## PROBLEM DETAILS
Select each line where the word "puro" appears.

## PROVIDED INFORMATION

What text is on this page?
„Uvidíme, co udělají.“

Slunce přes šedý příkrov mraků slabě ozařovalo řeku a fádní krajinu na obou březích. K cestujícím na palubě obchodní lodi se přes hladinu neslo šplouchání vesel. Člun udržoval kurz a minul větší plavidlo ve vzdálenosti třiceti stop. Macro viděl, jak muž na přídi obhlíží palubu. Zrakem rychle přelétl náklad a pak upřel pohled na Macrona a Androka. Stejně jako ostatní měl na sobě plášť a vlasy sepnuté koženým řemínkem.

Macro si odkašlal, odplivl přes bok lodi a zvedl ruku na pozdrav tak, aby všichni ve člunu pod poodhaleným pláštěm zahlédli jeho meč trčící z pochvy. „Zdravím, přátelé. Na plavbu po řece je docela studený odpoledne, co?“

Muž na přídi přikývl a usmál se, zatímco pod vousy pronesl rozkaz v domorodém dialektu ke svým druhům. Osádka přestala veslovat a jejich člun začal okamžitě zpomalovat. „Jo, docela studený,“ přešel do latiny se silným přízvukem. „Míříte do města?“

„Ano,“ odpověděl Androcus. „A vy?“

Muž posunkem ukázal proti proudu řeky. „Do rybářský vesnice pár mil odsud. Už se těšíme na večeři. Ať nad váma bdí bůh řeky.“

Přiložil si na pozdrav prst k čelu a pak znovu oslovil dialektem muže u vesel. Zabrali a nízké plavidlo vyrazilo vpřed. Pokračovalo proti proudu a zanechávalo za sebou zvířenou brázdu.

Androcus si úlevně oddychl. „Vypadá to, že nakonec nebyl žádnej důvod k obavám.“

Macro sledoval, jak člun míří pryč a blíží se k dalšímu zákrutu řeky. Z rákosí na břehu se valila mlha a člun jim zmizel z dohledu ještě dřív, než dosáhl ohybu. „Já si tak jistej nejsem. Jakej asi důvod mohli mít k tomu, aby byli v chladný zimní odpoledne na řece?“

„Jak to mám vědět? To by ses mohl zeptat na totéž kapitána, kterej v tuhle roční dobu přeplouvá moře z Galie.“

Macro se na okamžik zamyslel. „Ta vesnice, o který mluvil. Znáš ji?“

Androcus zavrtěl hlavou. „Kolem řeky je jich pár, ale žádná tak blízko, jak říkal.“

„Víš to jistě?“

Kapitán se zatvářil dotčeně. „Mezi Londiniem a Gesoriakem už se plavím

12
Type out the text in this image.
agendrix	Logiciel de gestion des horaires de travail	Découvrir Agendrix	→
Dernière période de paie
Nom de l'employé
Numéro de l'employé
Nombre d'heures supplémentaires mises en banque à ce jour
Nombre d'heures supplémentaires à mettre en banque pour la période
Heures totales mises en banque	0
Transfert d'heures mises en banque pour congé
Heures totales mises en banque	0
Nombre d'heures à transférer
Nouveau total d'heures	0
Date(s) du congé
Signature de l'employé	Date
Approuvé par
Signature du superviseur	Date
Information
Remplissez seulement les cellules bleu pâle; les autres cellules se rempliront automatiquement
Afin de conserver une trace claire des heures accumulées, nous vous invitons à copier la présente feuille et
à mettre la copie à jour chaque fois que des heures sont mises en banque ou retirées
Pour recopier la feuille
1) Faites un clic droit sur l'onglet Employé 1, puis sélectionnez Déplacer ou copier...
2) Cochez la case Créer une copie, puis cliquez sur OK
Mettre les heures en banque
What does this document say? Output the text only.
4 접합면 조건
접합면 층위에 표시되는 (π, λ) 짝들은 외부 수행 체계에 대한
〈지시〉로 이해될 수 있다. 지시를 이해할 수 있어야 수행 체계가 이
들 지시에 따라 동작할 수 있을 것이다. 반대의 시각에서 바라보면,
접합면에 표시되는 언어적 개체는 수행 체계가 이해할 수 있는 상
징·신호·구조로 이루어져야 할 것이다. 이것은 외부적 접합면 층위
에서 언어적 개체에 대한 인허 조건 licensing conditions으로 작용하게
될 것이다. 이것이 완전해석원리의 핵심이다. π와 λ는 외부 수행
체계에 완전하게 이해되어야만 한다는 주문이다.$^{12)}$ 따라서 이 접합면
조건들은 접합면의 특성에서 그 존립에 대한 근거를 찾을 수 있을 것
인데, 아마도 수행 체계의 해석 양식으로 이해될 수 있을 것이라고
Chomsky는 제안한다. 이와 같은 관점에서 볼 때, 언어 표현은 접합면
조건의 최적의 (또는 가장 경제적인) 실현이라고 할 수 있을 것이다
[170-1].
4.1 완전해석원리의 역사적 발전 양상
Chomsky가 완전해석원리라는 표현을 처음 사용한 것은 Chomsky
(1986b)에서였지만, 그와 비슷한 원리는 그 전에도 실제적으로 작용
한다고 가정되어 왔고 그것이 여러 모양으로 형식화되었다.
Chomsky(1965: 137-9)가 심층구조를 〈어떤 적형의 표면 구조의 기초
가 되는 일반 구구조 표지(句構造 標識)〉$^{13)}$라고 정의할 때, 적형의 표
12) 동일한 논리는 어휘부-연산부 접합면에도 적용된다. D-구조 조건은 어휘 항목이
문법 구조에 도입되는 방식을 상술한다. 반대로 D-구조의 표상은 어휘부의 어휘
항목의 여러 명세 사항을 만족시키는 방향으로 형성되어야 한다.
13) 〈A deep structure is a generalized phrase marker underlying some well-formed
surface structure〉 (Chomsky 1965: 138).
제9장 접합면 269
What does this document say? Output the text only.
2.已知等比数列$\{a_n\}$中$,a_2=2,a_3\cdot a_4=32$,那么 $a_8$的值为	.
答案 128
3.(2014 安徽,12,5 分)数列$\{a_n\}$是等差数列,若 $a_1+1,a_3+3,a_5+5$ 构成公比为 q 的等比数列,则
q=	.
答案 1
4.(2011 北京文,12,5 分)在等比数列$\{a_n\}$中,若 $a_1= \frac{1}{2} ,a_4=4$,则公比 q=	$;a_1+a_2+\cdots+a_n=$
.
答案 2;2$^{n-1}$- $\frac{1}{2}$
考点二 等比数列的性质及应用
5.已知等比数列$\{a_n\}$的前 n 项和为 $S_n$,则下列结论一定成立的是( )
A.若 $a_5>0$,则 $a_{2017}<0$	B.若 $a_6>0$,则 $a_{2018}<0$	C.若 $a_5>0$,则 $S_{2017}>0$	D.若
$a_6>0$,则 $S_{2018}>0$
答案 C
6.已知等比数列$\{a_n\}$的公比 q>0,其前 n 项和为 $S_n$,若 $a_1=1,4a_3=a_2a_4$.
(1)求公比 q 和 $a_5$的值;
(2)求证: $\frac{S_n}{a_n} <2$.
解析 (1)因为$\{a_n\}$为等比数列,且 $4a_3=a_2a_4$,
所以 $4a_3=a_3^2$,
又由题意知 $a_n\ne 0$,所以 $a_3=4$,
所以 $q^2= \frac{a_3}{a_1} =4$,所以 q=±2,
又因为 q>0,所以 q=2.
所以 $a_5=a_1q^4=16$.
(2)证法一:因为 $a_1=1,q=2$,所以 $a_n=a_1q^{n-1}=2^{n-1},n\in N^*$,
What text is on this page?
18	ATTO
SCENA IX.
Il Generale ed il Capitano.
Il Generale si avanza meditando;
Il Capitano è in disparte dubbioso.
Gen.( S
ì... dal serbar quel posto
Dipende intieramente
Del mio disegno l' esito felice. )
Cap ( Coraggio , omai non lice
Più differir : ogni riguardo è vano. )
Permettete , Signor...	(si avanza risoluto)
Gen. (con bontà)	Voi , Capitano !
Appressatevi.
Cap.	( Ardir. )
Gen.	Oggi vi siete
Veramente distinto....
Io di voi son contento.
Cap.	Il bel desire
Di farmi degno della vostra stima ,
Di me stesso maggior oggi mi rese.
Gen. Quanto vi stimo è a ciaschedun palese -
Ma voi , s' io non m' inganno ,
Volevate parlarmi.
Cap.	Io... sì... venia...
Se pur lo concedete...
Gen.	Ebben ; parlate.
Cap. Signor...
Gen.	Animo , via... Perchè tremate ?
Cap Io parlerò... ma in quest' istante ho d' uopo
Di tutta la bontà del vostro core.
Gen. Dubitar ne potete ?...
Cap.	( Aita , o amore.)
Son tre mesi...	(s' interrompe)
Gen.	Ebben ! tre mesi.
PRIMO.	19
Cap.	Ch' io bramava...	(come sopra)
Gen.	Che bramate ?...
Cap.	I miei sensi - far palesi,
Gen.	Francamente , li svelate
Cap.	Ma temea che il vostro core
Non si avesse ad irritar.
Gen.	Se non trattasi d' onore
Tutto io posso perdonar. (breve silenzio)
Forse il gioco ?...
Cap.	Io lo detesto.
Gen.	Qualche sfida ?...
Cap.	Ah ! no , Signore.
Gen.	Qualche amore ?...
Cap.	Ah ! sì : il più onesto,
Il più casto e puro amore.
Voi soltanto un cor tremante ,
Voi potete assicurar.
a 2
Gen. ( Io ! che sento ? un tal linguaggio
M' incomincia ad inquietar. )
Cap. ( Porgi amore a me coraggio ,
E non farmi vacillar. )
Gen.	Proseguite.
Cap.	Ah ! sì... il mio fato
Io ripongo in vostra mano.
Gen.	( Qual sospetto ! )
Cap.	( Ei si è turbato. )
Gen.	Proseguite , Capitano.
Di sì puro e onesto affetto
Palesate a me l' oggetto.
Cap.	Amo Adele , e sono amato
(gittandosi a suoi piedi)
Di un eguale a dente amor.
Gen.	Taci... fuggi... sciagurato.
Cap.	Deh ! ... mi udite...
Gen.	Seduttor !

## THE REPLY
Il più casto e puro amore.
Di sì puro e onesto affetto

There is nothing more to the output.